### Required work
Each line that includes the word "https" should be copied from the records.

### Recorded data
---

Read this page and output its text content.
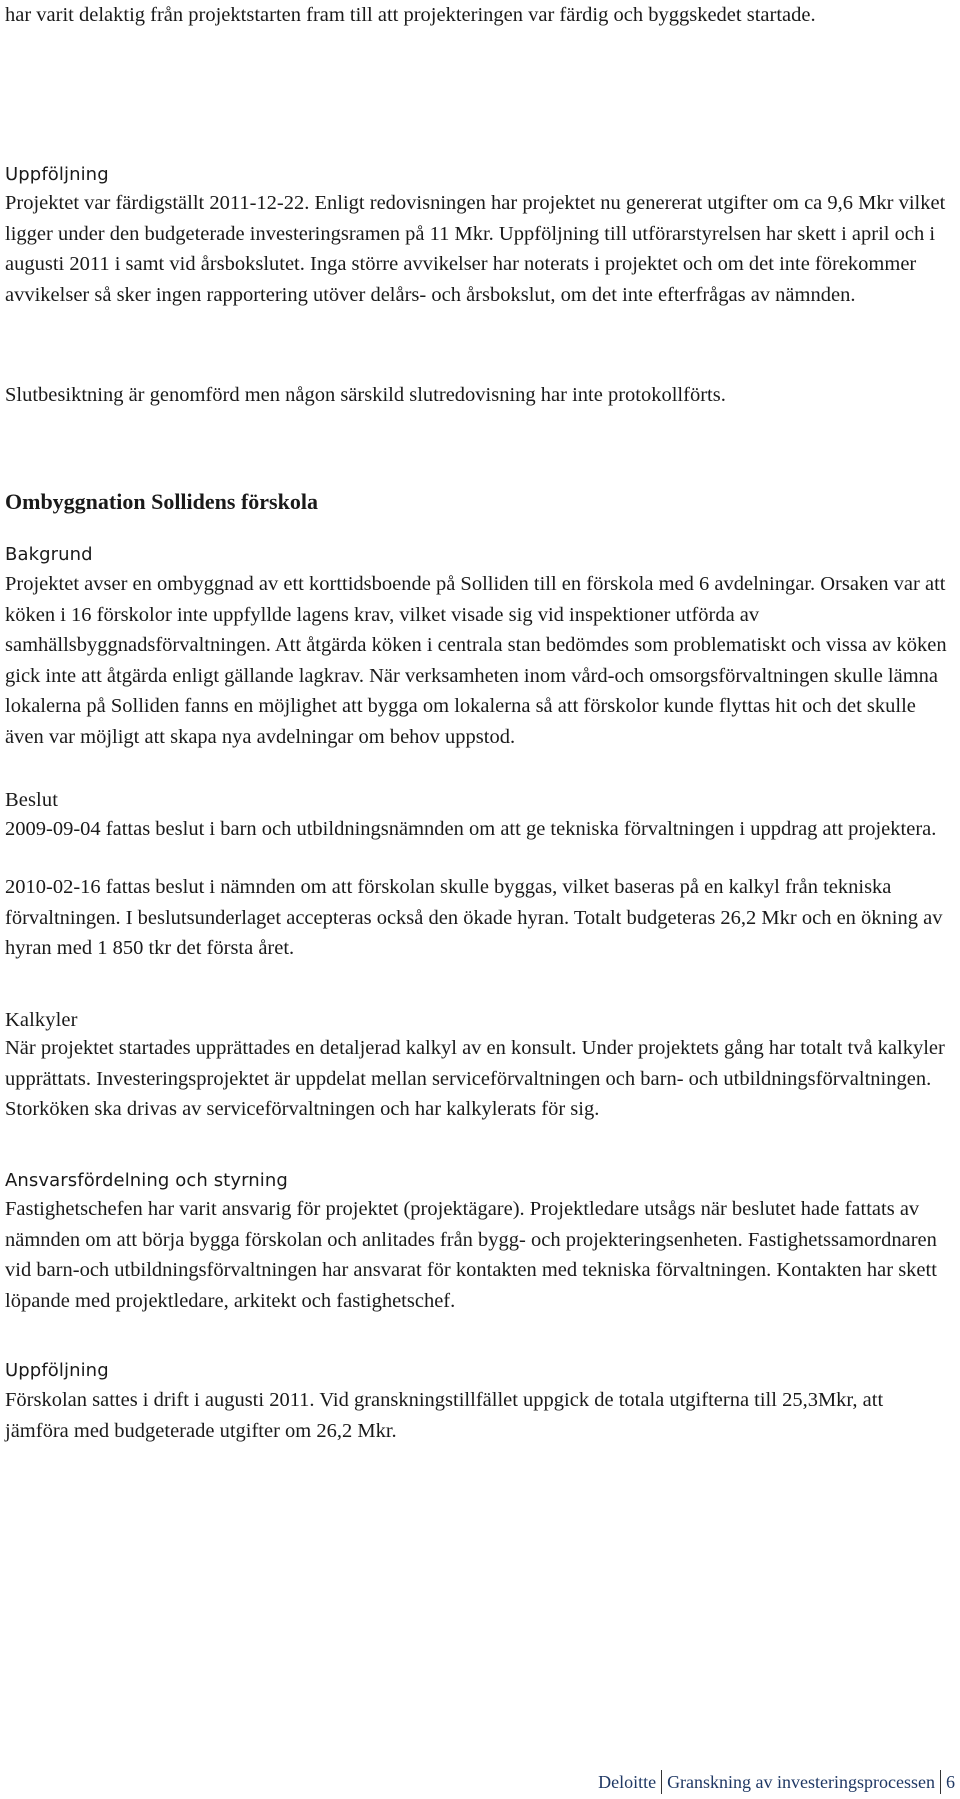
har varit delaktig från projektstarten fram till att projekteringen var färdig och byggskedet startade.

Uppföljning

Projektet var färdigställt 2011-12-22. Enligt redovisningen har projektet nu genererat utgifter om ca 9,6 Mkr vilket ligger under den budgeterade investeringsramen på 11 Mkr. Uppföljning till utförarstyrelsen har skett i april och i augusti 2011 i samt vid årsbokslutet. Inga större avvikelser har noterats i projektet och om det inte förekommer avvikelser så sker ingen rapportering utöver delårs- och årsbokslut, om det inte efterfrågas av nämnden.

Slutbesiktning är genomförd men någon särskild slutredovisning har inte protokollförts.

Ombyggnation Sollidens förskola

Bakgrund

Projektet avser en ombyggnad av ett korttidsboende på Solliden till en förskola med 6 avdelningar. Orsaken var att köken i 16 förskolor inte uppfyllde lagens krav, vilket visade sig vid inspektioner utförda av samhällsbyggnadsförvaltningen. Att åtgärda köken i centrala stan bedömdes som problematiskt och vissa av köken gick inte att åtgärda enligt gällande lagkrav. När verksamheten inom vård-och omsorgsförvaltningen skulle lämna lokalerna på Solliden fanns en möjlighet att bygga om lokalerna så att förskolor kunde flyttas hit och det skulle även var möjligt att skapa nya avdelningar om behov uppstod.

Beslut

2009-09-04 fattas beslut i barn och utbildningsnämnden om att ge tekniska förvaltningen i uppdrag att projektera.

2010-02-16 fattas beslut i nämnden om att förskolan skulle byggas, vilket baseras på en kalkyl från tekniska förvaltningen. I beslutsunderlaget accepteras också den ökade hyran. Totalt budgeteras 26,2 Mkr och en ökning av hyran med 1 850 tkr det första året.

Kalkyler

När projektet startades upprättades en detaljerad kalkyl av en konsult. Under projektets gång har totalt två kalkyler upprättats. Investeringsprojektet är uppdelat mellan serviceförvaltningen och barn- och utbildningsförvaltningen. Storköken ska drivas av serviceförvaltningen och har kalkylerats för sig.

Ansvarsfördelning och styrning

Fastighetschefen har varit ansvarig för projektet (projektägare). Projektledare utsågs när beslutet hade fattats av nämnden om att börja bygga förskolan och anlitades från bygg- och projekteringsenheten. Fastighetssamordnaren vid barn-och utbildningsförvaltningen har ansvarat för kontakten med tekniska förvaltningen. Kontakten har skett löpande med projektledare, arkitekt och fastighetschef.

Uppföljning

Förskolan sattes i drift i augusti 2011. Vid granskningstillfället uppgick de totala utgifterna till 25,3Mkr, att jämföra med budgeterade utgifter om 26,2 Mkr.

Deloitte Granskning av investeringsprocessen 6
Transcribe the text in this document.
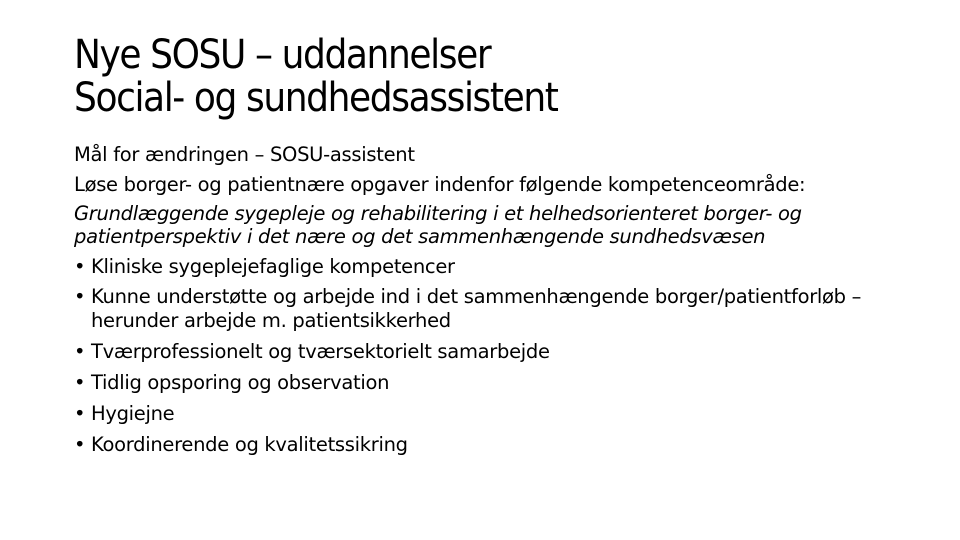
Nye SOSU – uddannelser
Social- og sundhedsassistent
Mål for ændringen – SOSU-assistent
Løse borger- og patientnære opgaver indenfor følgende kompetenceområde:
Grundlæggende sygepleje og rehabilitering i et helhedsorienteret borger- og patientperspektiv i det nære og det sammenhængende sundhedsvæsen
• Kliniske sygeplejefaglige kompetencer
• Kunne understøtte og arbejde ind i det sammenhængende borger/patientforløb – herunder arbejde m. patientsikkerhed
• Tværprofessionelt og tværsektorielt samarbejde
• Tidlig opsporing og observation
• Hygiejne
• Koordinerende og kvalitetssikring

---

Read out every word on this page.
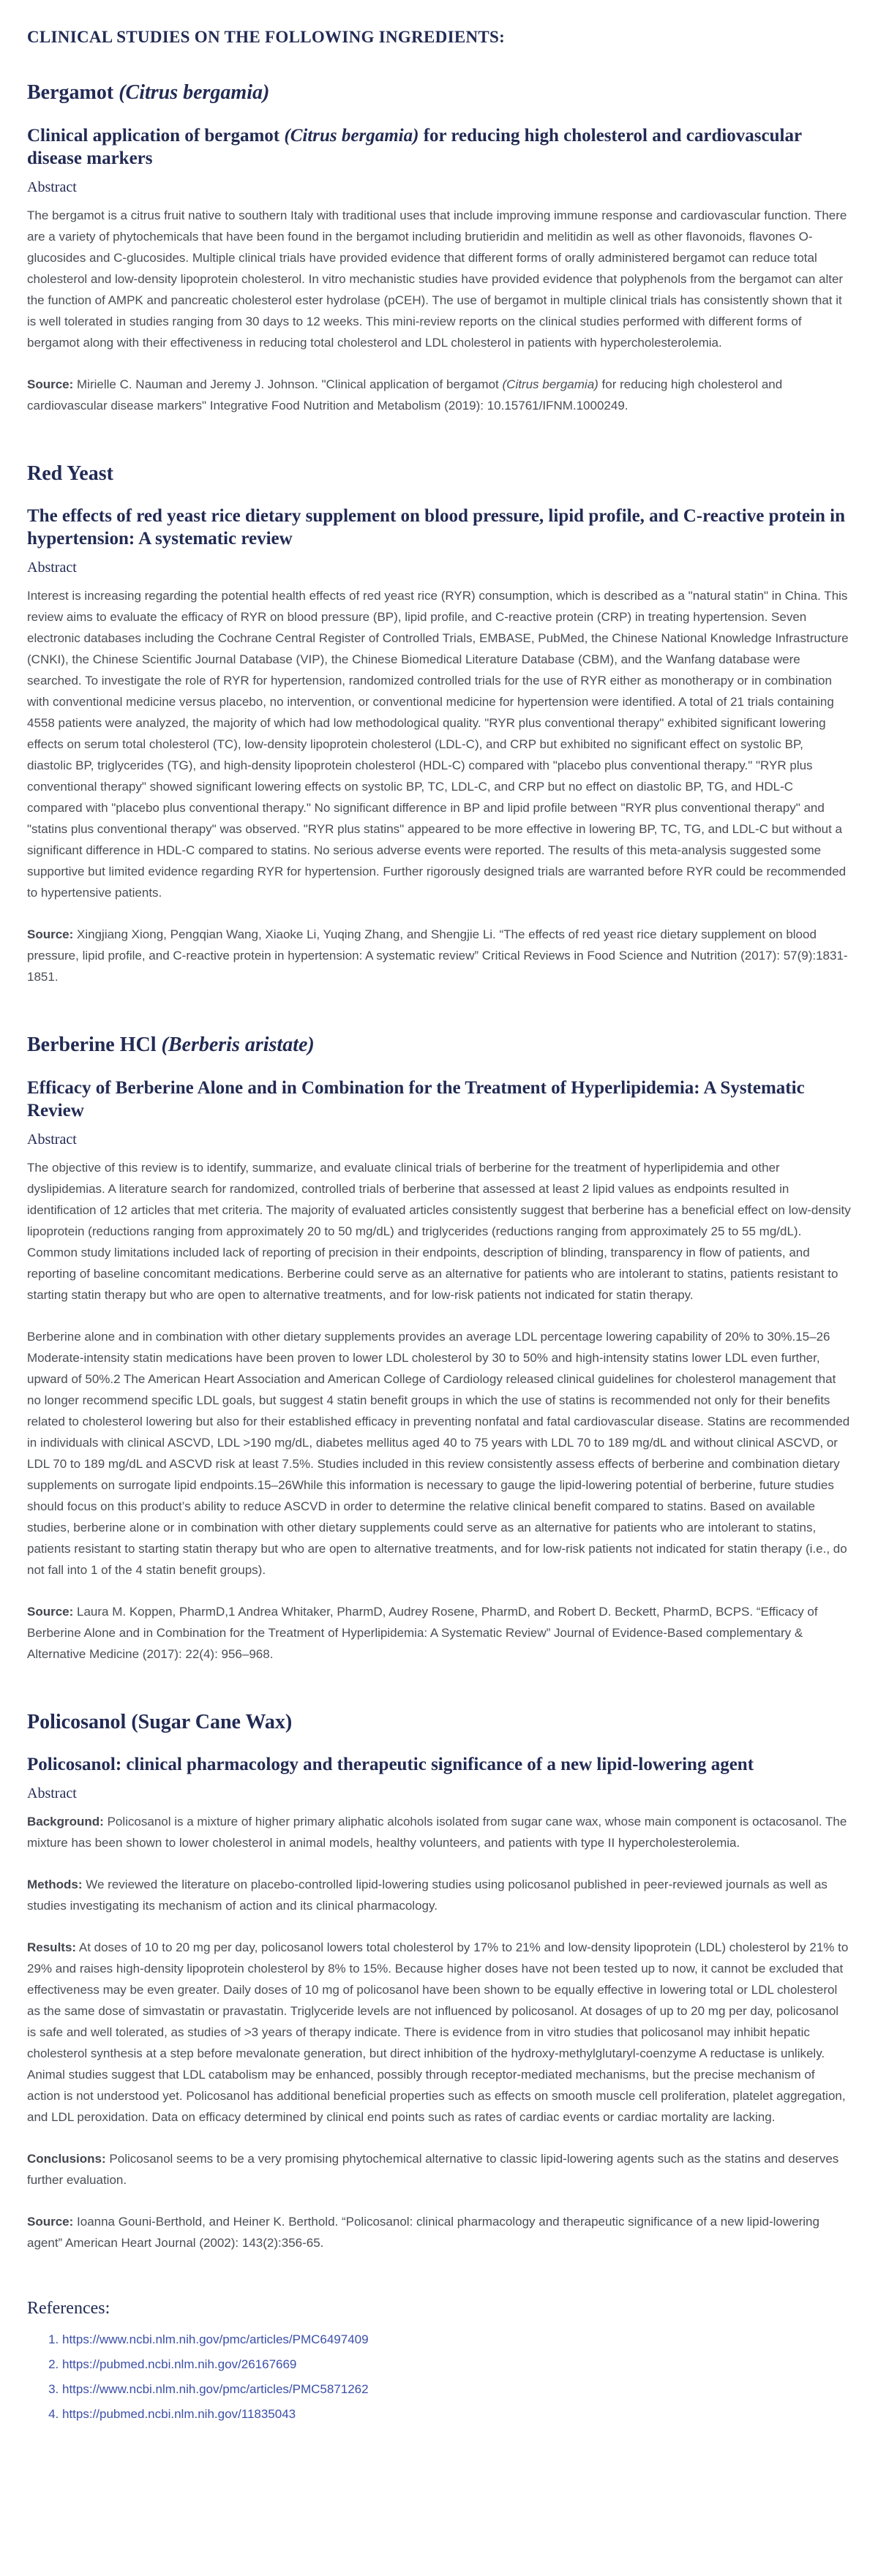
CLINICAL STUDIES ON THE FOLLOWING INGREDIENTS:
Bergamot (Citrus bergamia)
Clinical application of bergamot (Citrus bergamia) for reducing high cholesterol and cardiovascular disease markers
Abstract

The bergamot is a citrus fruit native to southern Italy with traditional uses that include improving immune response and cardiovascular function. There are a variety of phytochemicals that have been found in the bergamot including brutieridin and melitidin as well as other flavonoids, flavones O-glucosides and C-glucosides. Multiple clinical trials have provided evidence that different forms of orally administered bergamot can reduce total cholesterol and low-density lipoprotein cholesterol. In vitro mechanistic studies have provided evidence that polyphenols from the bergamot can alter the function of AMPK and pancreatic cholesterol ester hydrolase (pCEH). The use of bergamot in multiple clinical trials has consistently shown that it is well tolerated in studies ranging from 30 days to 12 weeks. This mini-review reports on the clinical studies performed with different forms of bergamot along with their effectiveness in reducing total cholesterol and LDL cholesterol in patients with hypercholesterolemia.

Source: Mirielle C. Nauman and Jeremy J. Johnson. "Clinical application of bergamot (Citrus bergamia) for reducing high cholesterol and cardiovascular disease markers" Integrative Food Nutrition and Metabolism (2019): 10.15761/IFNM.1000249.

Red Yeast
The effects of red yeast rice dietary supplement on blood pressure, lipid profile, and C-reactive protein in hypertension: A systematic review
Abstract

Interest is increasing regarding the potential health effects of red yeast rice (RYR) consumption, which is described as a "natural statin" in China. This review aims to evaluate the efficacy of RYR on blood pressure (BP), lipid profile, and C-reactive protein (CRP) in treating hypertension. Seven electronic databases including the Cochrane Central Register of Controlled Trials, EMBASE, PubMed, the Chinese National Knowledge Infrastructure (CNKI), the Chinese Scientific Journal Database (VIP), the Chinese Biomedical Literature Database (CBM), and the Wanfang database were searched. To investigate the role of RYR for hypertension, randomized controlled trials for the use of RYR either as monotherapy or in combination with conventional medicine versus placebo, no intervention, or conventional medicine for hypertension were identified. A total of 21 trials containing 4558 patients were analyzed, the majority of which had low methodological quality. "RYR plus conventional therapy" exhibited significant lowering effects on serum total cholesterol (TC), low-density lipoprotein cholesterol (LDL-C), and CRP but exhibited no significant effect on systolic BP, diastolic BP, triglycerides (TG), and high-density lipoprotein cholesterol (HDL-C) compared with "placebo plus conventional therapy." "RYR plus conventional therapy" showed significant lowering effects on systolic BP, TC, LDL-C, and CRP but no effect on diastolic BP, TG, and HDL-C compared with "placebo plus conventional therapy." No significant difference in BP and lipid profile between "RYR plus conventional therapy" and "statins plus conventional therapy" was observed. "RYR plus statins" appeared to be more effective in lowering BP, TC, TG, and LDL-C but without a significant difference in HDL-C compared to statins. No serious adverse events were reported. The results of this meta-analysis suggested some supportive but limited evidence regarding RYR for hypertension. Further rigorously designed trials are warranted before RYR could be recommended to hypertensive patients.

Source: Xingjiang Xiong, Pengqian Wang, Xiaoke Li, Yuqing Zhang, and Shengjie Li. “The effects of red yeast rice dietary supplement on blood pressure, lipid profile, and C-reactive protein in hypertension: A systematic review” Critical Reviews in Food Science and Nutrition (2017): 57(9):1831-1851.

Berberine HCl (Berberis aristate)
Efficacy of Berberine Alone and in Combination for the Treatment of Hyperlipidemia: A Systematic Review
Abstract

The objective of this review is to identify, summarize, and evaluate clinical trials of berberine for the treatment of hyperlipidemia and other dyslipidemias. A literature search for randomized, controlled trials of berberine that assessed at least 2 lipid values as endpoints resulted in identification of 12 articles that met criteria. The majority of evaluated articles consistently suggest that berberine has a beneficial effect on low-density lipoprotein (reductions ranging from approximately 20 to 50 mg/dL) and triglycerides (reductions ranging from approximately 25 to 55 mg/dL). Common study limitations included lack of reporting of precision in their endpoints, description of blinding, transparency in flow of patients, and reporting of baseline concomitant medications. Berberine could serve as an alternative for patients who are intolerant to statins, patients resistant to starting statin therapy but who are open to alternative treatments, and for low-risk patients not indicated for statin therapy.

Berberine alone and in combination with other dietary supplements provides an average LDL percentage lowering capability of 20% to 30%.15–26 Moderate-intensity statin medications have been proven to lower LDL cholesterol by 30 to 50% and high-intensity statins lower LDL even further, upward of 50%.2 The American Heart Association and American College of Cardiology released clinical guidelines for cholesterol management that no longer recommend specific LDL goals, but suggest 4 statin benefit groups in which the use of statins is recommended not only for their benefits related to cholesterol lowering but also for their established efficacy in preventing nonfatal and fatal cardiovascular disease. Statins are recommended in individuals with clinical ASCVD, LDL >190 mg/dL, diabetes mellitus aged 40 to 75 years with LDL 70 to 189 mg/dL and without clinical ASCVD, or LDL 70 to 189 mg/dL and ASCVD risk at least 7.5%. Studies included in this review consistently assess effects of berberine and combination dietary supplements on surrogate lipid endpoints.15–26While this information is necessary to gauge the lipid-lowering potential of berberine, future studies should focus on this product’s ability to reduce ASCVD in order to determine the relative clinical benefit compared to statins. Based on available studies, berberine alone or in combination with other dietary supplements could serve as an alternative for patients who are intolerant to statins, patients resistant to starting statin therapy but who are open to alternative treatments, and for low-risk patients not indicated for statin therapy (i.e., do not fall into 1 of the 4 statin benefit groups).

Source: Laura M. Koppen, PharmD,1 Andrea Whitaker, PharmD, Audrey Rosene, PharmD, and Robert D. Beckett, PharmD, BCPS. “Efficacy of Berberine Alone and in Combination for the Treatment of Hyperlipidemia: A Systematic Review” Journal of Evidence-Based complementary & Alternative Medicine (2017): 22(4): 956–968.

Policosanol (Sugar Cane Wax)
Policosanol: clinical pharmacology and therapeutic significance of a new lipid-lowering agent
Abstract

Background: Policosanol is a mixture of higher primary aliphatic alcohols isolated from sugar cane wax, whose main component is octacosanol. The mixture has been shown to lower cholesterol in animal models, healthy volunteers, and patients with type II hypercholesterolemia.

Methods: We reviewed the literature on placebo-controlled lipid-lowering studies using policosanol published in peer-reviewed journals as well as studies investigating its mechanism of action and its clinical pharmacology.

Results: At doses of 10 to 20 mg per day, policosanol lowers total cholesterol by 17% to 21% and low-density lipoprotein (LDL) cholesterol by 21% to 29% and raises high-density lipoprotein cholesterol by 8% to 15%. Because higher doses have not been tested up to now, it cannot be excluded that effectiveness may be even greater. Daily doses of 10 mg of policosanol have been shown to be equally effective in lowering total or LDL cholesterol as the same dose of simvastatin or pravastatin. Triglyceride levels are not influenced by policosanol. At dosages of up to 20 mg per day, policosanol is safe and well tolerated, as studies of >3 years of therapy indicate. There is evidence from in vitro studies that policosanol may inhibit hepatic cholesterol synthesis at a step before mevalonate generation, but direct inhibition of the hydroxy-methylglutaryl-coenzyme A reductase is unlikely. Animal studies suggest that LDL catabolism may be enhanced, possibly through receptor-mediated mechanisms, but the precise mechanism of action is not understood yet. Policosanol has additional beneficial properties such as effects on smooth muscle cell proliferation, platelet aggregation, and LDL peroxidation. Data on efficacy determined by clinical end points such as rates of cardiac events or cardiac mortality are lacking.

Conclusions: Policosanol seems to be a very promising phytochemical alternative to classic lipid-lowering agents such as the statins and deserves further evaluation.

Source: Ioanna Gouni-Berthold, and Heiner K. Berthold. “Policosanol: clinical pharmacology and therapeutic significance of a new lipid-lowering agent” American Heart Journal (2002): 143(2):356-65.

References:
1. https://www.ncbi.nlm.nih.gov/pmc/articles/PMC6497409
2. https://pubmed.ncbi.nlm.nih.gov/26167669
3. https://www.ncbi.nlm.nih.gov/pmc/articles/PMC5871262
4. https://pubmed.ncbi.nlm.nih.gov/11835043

---

### Output for this task
1. https://www.ncbi.nlm.nih.gov/pmc/articles/PMC6497409
2. https://pubmed.ncbi.nlm.nih.gov/26167669
3. https://www.ncbi.nlm.nih.gov/pmc/articles/PMC5871262
4. https://pubmed.ncbi.nlm.nih.gov/11835043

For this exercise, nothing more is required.